SUPPLIED MATERIAL:
- Opening Delimiter -

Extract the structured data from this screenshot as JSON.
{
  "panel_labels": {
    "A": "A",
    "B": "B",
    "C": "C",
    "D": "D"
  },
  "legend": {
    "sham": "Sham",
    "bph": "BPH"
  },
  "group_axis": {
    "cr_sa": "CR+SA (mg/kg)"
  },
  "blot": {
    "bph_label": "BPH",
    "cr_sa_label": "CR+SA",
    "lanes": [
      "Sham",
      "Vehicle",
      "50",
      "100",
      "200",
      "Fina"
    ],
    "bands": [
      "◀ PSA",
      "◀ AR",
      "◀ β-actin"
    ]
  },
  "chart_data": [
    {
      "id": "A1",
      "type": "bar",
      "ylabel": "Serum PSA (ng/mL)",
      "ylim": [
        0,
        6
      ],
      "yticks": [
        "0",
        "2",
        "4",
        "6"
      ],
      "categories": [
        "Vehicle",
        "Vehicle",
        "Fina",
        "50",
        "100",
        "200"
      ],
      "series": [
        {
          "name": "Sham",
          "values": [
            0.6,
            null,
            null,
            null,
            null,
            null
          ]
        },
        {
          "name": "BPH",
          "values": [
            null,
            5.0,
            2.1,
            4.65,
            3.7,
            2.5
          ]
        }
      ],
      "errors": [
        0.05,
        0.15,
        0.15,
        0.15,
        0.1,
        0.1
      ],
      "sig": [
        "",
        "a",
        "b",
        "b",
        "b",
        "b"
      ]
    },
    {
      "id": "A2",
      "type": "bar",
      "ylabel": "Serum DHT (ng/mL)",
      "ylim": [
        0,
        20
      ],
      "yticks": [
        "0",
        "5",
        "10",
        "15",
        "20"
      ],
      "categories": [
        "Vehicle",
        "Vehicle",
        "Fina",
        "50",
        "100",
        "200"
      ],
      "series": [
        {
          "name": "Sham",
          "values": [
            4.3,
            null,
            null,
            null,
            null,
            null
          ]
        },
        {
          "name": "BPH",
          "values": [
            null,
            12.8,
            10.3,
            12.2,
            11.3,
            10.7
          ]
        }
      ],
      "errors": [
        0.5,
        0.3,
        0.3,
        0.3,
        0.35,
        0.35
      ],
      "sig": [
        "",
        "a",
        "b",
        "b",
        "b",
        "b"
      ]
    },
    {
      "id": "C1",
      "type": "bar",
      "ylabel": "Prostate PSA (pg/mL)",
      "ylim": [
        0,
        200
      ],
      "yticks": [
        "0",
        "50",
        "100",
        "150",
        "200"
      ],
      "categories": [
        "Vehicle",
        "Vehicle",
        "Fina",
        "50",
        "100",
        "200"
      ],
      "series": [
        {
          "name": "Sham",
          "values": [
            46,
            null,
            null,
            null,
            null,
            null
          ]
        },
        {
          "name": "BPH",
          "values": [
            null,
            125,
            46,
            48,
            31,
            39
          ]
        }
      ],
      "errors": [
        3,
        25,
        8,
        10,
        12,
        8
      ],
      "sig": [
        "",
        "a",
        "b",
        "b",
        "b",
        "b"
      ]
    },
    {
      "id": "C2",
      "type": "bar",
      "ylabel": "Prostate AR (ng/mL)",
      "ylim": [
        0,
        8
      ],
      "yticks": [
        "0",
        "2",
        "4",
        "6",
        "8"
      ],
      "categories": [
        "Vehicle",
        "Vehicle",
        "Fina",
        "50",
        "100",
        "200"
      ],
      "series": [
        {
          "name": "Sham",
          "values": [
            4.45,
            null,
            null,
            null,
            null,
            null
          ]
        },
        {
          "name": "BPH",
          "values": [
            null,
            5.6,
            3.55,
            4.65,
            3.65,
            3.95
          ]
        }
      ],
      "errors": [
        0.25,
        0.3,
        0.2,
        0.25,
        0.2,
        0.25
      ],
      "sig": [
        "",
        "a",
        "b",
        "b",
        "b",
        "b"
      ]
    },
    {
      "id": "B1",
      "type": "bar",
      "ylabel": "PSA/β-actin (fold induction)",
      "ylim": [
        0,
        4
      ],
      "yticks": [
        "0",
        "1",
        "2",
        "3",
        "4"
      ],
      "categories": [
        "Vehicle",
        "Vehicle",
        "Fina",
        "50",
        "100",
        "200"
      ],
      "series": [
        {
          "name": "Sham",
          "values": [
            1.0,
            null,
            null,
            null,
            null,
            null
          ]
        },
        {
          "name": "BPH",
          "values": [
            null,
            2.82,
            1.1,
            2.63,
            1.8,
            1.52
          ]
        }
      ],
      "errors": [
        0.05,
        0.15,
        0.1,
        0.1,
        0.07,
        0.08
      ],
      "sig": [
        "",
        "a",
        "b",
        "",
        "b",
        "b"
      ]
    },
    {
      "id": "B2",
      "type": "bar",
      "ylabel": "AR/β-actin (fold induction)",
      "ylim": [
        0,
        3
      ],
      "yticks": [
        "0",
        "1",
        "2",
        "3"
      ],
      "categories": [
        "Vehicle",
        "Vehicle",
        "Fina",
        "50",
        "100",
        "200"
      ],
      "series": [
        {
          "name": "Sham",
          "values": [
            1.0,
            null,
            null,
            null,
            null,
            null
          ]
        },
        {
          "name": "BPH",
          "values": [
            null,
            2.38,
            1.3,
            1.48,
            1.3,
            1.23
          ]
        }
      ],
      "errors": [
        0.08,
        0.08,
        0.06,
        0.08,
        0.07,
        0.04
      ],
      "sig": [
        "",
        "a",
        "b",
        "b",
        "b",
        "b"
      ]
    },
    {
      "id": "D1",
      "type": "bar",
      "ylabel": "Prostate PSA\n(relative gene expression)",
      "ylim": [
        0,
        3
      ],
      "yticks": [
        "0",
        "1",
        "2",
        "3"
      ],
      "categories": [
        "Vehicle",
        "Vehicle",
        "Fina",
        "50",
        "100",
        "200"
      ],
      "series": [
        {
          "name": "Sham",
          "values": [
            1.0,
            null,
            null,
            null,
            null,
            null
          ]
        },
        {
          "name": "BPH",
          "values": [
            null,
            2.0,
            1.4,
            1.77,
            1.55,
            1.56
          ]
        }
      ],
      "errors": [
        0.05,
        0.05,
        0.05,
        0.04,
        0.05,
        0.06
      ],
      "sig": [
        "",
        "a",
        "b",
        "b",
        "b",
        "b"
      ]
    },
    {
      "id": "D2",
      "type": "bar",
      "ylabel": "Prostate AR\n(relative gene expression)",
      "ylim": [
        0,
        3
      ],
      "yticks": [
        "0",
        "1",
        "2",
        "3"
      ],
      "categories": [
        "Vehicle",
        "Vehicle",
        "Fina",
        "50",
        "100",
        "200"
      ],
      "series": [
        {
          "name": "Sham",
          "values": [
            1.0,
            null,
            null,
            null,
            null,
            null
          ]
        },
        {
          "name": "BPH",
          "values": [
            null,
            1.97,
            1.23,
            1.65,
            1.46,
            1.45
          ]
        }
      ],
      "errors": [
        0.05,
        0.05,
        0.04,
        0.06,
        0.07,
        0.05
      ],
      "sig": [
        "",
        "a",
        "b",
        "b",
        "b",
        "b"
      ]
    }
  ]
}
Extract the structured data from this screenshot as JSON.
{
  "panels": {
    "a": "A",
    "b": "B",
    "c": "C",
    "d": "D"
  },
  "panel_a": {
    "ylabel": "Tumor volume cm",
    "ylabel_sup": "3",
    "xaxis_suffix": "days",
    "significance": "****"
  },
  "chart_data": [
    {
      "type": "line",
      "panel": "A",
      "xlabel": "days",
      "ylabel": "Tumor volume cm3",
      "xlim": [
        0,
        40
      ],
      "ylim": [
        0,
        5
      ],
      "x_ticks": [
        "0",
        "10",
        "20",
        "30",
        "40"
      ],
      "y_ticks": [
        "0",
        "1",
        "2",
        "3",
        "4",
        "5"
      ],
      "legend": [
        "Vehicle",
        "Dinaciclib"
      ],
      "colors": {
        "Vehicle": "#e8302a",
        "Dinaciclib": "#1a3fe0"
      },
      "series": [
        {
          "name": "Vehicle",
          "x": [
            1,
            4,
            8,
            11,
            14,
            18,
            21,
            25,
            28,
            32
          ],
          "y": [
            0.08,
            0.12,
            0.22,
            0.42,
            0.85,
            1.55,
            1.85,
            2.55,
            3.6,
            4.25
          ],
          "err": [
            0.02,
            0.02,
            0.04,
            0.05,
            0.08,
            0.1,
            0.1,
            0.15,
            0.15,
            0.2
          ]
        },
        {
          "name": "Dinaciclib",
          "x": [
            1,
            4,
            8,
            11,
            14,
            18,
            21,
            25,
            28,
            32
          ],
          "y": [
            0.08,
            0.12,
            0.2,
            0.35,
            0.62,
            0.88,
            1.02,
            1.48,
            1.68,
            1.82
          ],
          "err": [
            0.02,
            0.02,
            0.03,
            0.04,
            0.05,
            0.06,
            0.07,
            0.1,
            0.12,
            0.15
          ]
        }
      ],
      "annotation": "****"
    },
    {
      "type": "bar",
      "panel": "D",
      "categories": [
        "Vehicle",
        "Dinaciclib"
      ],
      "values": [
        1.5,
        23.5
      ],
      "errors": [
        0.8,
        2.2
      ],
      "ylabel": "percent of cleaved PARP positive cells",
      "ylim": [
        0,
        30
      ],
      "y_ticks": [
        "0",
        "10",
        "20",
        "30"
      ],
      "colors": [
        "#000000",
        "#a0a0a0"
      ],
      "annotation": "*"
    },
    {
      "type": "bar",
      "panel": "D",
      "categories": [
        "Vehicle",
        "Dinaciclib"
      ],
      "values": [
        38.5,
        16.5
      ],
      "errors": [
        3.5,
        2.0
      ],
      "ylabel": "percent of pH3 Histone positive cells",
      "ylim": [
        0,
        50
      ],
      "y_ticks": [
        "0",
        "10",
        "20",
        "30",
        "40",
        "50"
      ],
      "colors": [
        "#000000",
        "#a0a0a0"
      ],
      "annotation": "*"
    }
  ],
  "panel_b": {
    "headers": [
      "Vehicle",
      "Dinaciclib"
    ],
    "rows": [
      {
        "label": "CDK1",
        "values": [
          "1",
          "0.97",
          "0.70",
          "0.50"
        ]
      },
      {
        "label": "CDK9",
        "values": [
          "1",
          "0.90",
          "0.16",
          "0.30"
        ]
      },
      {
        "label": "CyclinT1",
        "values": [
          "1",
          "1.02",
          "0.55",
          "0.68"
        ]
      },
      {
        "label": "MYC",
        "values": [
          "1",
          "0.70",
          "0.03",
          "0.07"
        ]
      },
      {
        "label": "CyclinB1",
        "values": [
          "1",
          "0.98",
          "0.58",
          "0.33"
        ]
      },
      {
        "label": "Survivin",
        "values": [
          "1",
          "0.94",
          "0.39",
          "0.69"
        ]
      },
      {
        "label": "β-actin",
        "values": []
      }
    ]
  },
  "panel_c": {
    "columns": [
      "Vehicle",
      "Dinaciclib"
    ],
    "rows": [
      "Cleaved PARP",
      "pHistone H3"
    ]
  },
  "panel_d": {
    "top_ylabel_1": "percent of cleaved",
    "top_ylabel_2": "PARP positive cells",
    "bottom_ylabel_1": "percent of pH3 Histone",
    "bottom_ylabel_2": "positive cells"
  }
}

- Closing Delimiter -

PROBLEM TO WORK ON: In how many lines of the data does the word "volume" appear? Respond with the number and nothing more.

ANSWER AREA: 2